» Problem requirements: Omit every picture and write out the rest of the records exactly.
##############################
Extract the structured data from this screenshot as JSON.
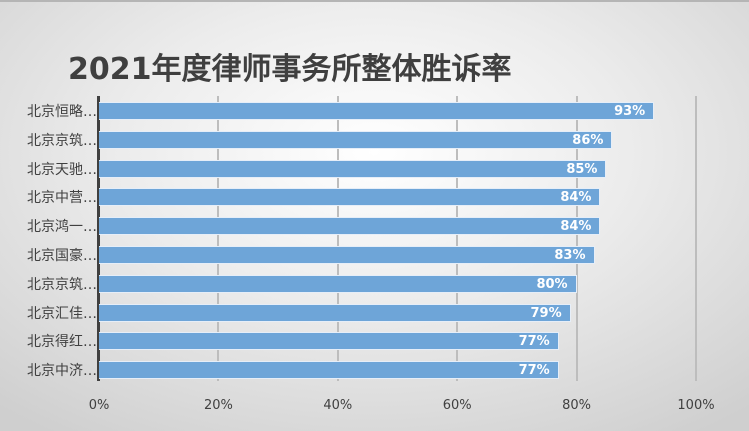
{
  "chart_data": {
    "type": "bar",
    "orientation": "horizontal",
    "title": "2021年度律师事务所整体胜诉率",
    "categories": [
      "北京恒略…",
      "北京京筑…",
      "北京天驰…",
      "北京中营…",
      "北京鸿一…",
      "北京国豪…",
      "北京京筑…",
      "北京汇佳…",
      "北京得红…",
      "北京中济…"
    ],
    "values": [
      93,
      86,
      85,
      84,
      84,
      83,
      80,
      79,
      77,
      77
    ],
    "value_labels": [
      "93%",
      "86%",
      "85%",
      "84%",
      "84%",
      "83%",
      "80%",
      "79%",
      "77%",
      "77%"
    ],
    "xlabel": "",
    "ylabel": "",
    "xlim": [
      0,
      100
    ],
    "x_ticks": [
      "0%",
      "20%",
      "40%",
      "60%",
      "80%",
      "100%"
    ],
    "grid": true,
    "legend": "none",
    "colors": {
      "bar": "#6ea5d8",
      "label": "#ffffff",
      "text": "#404040"
    }
  }
}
##############################
» Finished task:
Extract the structured data from this screenshot as JSON.
{
  "chart_data": {
    "type": "bar",
    "orientation": "horizontal",
    "title": "2021年度律师事务所整体胜诉率",
    "categories": [
      "北京恒略…",
      "北京京筑…",
      "北京天驰…",
      "北京中营…",
      "北京鸿一…",
      "北京国豪…",
      "北京京筑…",
      "北京汇佳…",
      "北京得红…",
      "北京中济…"
    ],
    "values": [
      93,
      86,
      85,
      84,
      84,
      83,
      80,
      79,
      77,
      77
    ],
    "value_labels": [
      "93%",
      "86%",
      "85%",
      "84%",
      "84%",
      "83%",
      "80%",
      "79%",
      "77%",
      "77%"
    ],
    "xlabel": "",
    "ylabel": "",
    "xlim": [
      0,
      100
    ],
    "x_ticks": [
      "0%",
      "20%",
      "40%",
      "60%",
      "80%",
      "100%"
    ],
    "grid": true,
    "legend": "none",
    "colors": {
      "bar": "#6ea5d8",
      "label": "#ffffff",
      "text": "#404040"
    }
  }
}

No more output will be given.